══ The records ══
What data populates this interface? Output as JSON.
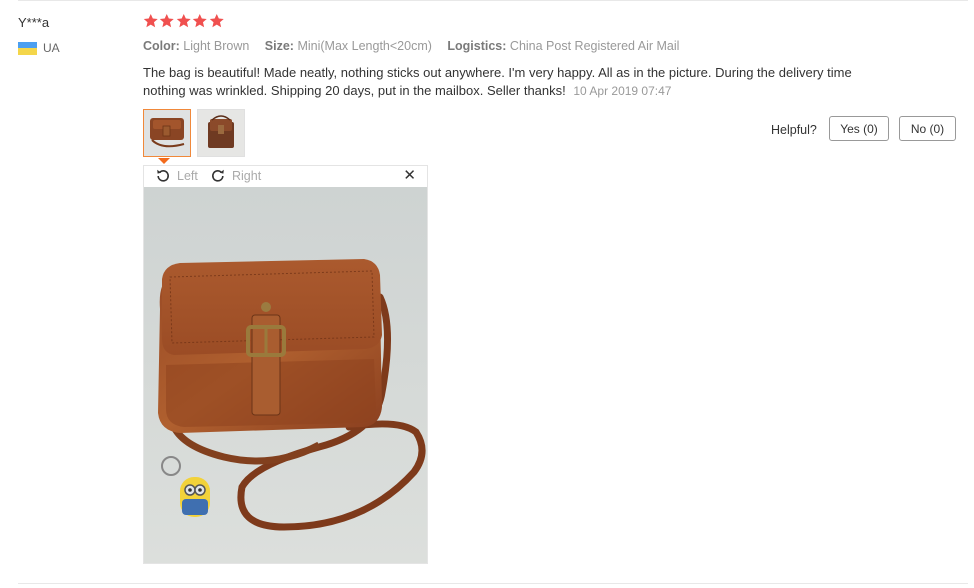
{
  "review": {
    "user_name": "Y***a",
    "country_code": "UA",
    "rating_stars": 5,
    "star_color": "#f0504f",
    "color_key": "Color:",
    "color_value": "Light Brown",
    "size_key": "Size:",
    "size_value": "Mini(Max Length<20cm)",
    "logistics_key": "Logistics:",
    "logistics_value": "China Post Registered Air Mail",
    "text": "The bag is beautiful! Made neatly, nothing sticks out anywhere. I'm very happy. All as in the picture. During the delivery time nothing was wrinkled. Shipping 20 days, put in the mailbox. Seller thanks!",
    "date": "10 Apr 2019 07:47"
  },
  "helpful": {
    "label": "Helpful?",
    "yes_label": "Yes (0)",
    "no_label": "No (0)"
  },
  "viewer": {
    "rotate_left_label": "Left",
    "rotate_right_label": "Right",
    "close_glyph": "✕"
  },
  "colors": {
    "active_thumb_border": "#f0883a",
    "pointer": "#f36b1c",
    "muted_text": "#999999"
  }
}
═══
Given task = Each record above must be returned exactly as written, with its pictures omitted.

Answer to the exercise =
What data populates this interface? Output as JSON.
{
  "review": {
    "user_name": "Y***a",
    "country_code": "UA",
    "rating_stars": 5,
    "star_color": "#f0504f",
    "color_key": "Color:",
    "color_value": "Light Brown",
    "size_key": "Size:",
    "size_value": "Mini(Max Length<20cm)",
    "logistics_key": "Logistics:",
    "logistics_value": "China Post Registered Air Mail",
    "text": "The bag is beautiful! Made neatly, nothing sticks out anywhere. I'm very happy. All as in the picture. During the delivery time nothing was wrinkled. Shipping 20 days, put in the mailbox. Seller thanks!",
    "date": "10 Apr 2019 07:47"
  },
  "helpful": {
    "label": "Helpful?",
    "yes_label": "Yes (0)",
    "no_label": "No (0)"
  },
  "viewer": {
    "rotate_left_label": "Left",
    "rotate_right_label": "Right",
    "close_glyph": "✕"
  },
  "colors": {
    "active_thumb_border": "#f0883a",
    "pointer": "#f36b1c",
    "muted_text": "#999999"
  }
}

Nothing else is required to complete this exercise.